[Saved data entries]
+ + + + + + +

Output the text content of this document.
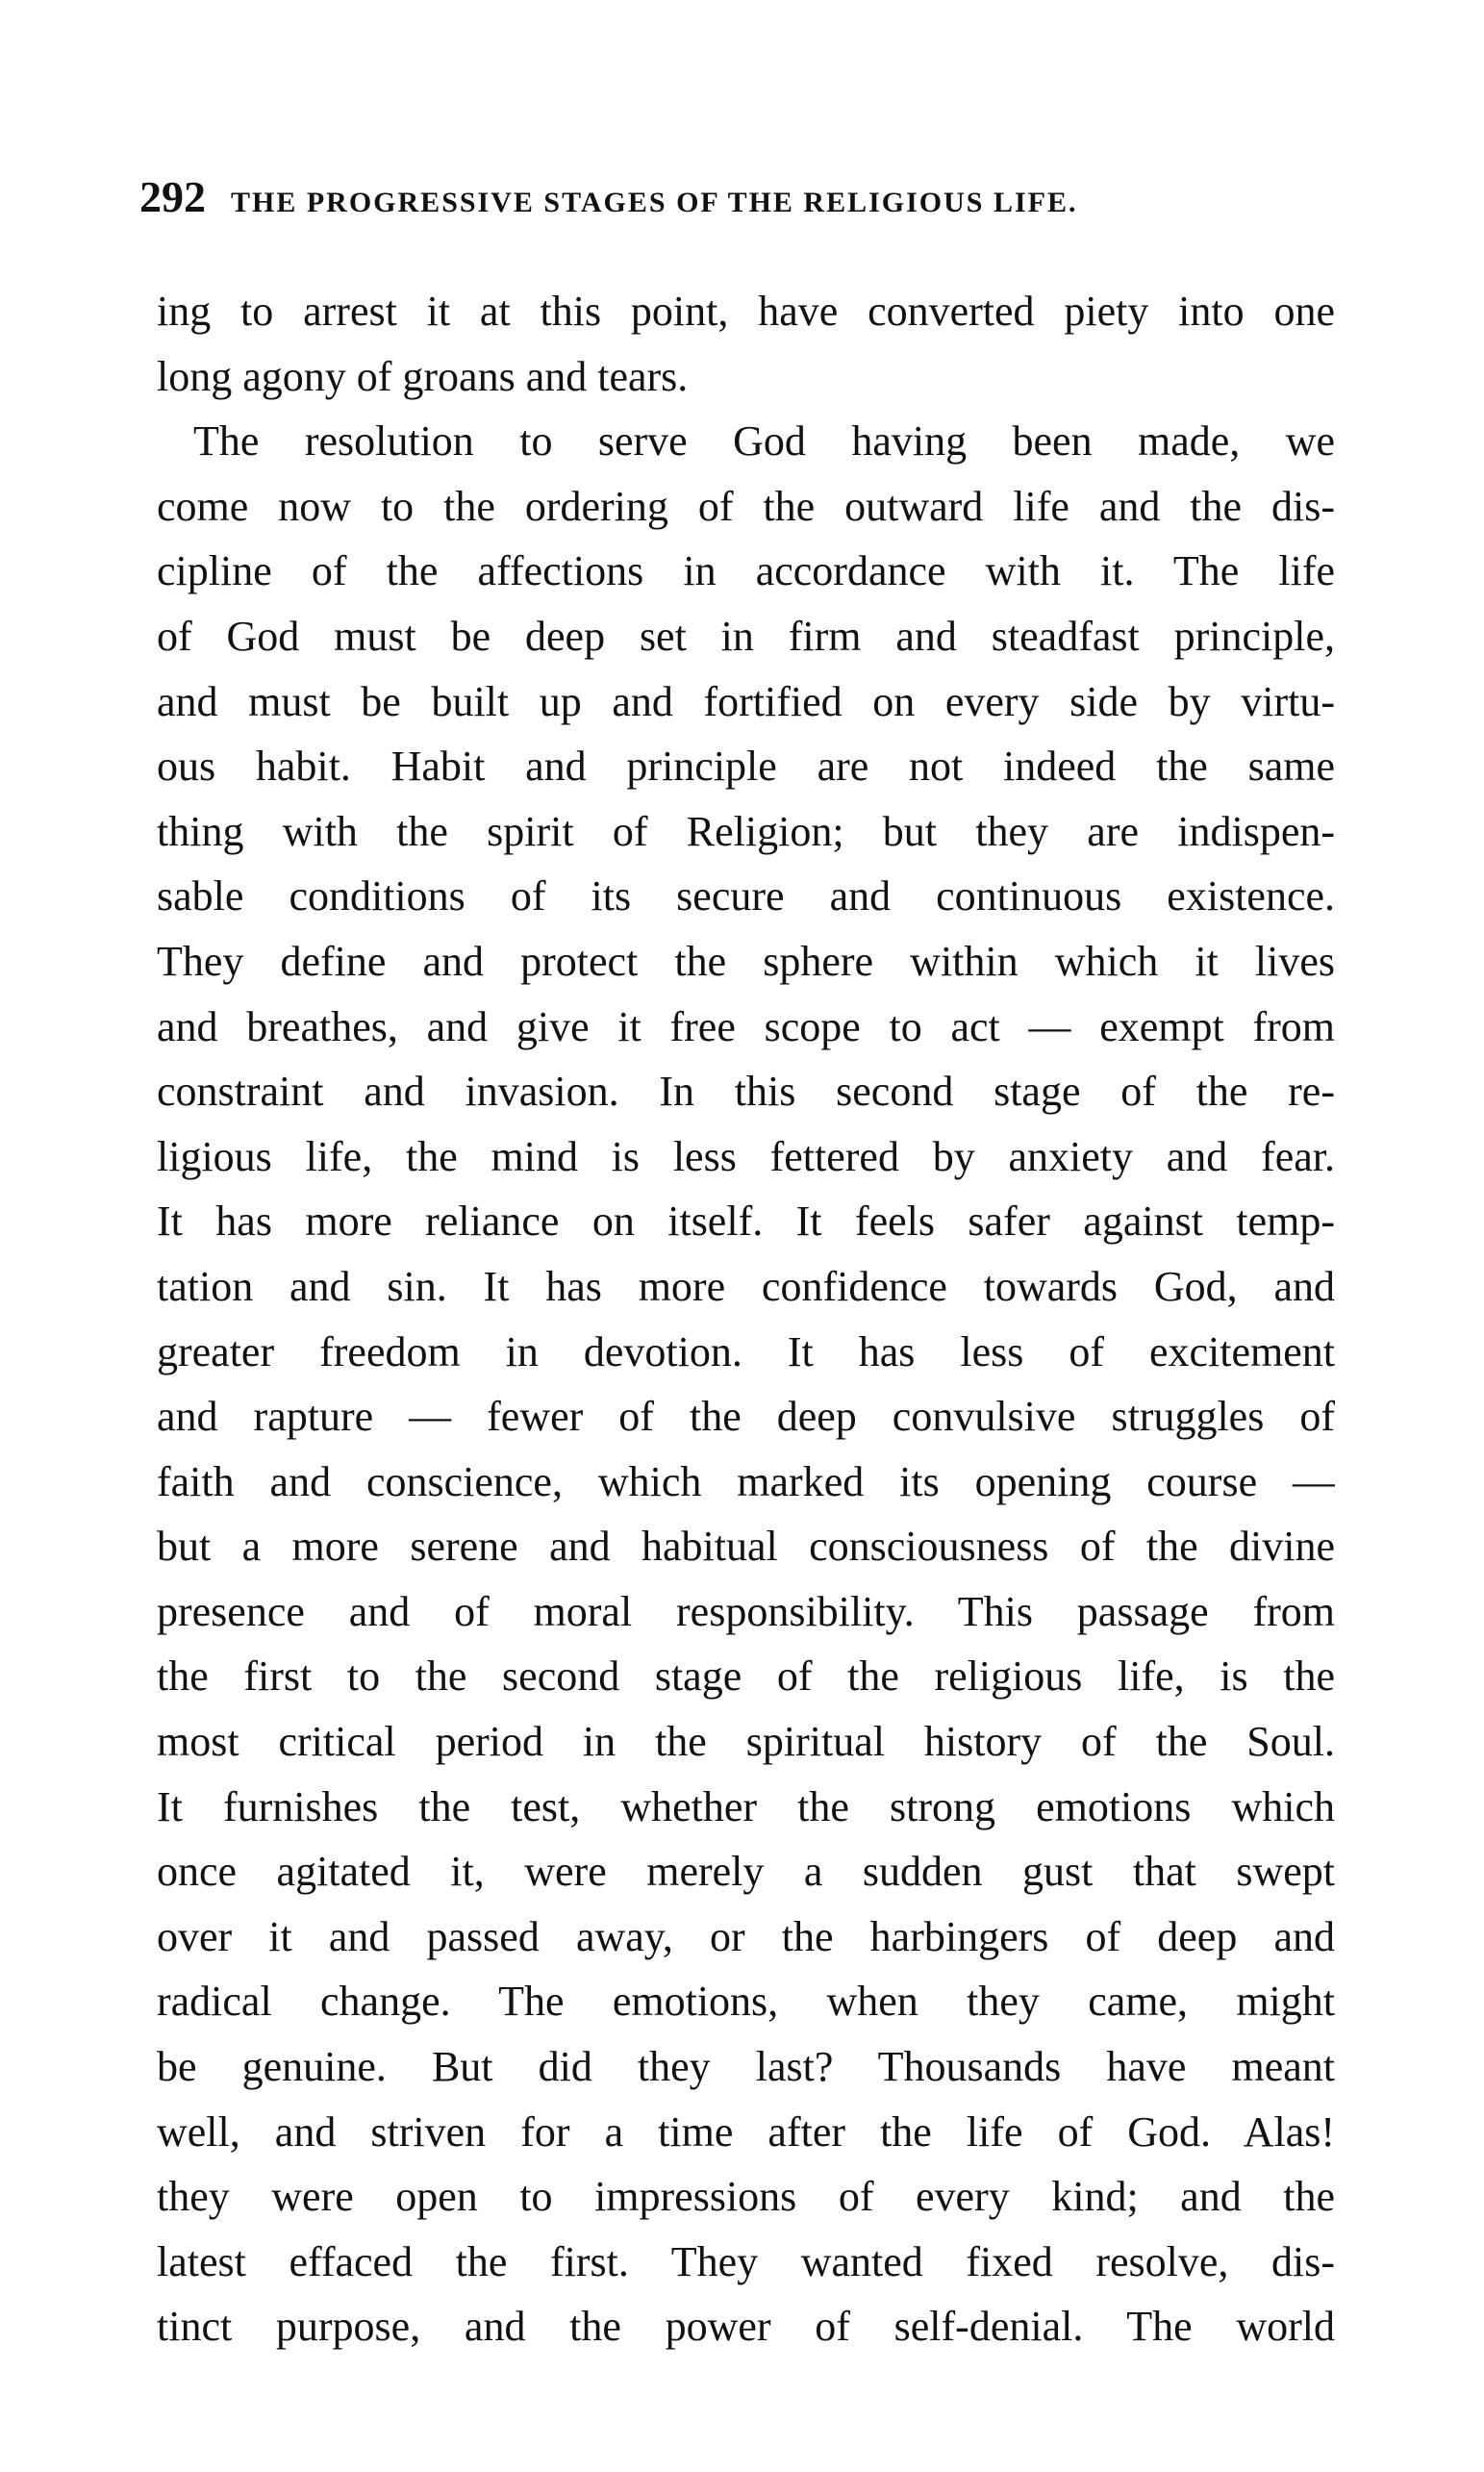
292 THE PROGRESSIVE STAGES OF THE RELIGIOUS LIFE.
ing to arrest it at this point, have converted piety into one
long agony of groans and tears.
The resolution to serve God having been made, we
come now to the ordering of the outward life and the dis-
cipline of the affections in accordance with it. The life
of God must be deep set in firm and steadfast principle,
and must be built up and fortified on every side by virtu-
ous habit. Habit and principle are not indeed the same
thing with the spirit of Religion; but they are indispen-
sable conditions of its secure and continuous existence.
They define and protect the sphere within which it lives
and breathes, and give it free scope to act — exempt from
constraint and invasion. In this second stage of the re-
ligious life, the mind is less fettered by anxiety and fear.
It has more reliance on itself. It feels safer against temp-
tation and sin. It has more confidence towards God, and
greater freedom in devotion. It has less of excitement
and rapture — fewer of the deep convulsive struggles of
faith and conscience, which marked its opening course —
but a more serene and habitual consciousness of the divine
presence and of moral responsibility. This passage from
the first to the second stage of the religious life, is the
most critical period in the spiritual history of the Soul.
It furnishes the test, whether the strong emotions which
once agitated it, were merely a sudden gust that swept
over it and passed away, or the harbingers of deep and
radical change. The emotions, when they came, might
be genuine. But did they last? Thousands have meant
well, and striven for a time after the life of God. Alas!
they were open to impressions of every kind; and the
latest effaced the first. They wanted fixed resolve, dis-
tinct purpose, and the power of self-denial. The world
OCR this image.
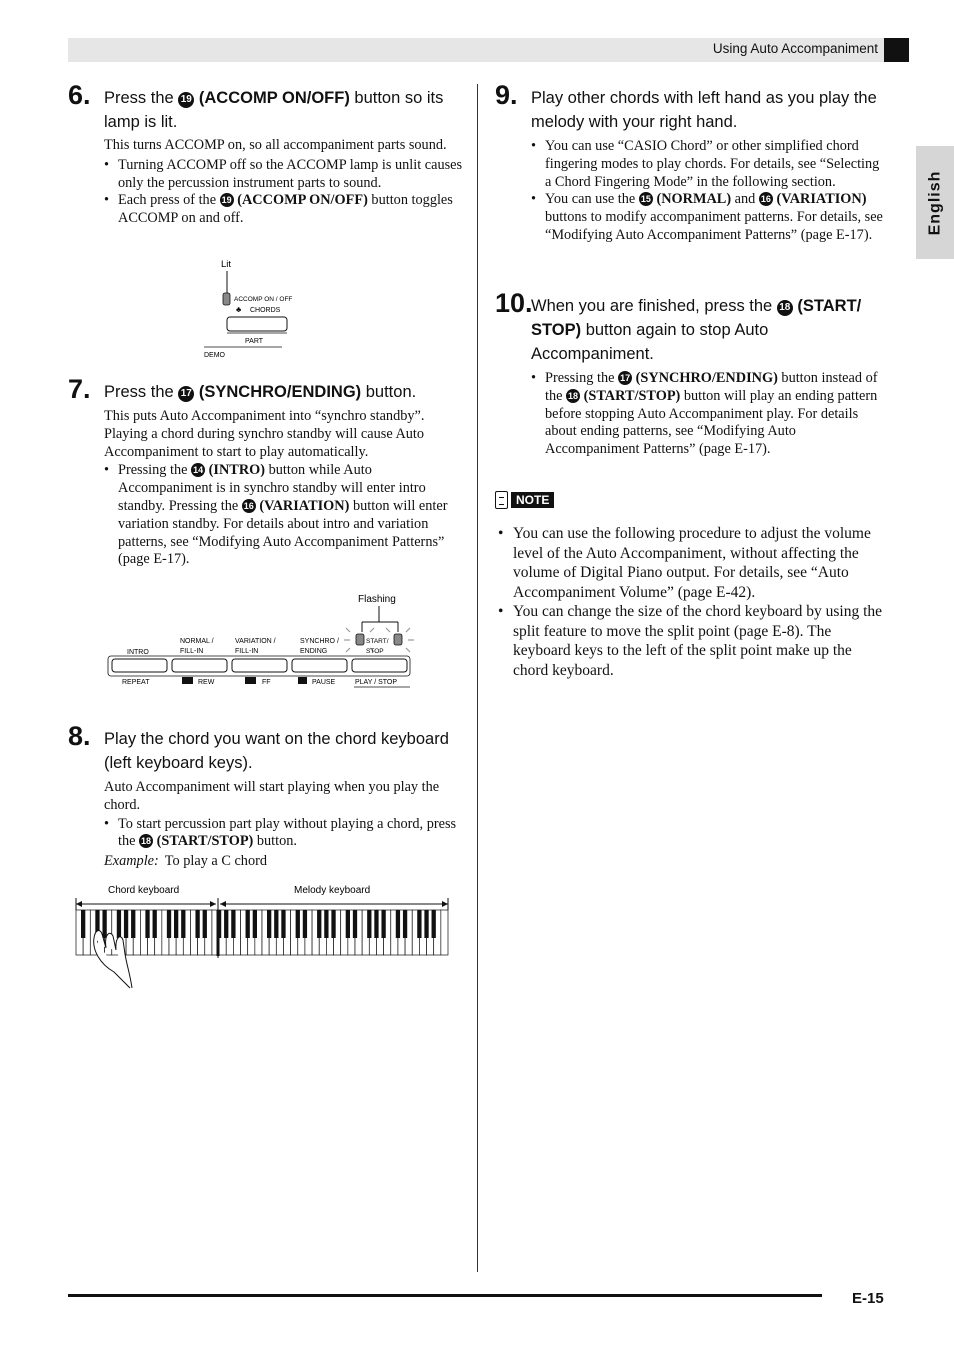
Using Auto Accompaniment
English
6. Press the 19 (ACCOMP ON/OFF) button so its lamp is lit.
This turns ACCOMP on, so all accompaniment parts sound.
• Turning ACCOMP off so the ACCOMP lamp is unlit causes only the percussion instrument parts to sound.
• Each press of the 19 (ACCOMP ON/OFF) button toggles ACCOMP on and off.
Lit
ACCOMP ON / OFF
♣ CHORDS
PART
DEMO
7. Press the 17 (SYNCHRO/ENDING) button.
This puts Auto Accompaniment into “synchro standby”. Playing a chord during synchro standby will cause Auto Accompaniment to start to play automatically.
• Pressing the 14 (INTRO) button while Auto Accompaniment is in synchro standby will enter intro standby. Pressing the 16 (VARIATION) button will enter variation standby. For details about intro and variation patterns, see “Modifying Auto Accompaniment Patterns” (page E-17).
Flashing
INTRO
NORMAL /
FILL-IN
VARIATION /
FILL-IN
SYNCHRO /
ENDING
START/
STOP
REPEAT	REW	FF	PAUSE	PLAY / STOP
8. Play the chord you want on the chord keyboard (left keyboard keys).
Auto Accompaniment will start playing when you play the chord.
• To start percussion part play without playing a chord, press the 18 (START/STOP) button.
Example: To play a C chord
Chord keyboard	Melody keyboard
9. Play other chords with left hand as you play the melody with your right hand.
• You can use “CASIO Chord” or other simplified chord fingering modes to play chords. For details, see “Selecting a Chord Fingering Mode” in the following section.
• You can use the 15 (NORMAL) and 16 (VARIATION) buttons to modify accompaniment patterns. For details, see “Modifying Auto Accompaniment Patterns” (page E-17).
10.
When you are finished, press the 18 (START/ STOP) button again to stop Auto Accompaniment.
• Pressing the 17 (SYNCHRO/ENDING) button instead of the 18 (START/STOP) button will play an ending pattern before stopping Auto Accompaniment play. For details about ending patterns, see “Modifying Auto Accompaniment Patterns” (page E-17).
NOTE
• You can use the following procedure to adjust the volume level of the Auto Accompaniment, without affecting the volume of Digital Piano output. For details, see “Auto Accompaniment Volume” (page E-42).
• You can change the size of the chord keyboard by using the split feature to move the split point (page E-8). The keyboard keys to the left of the split point make up the chord keyboard.
E-15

+ + + + + + +

**AIM**
Work out how many lines of the listing above include the word "Modifying". Reply with nothing but the count.

**THE RESULT**
3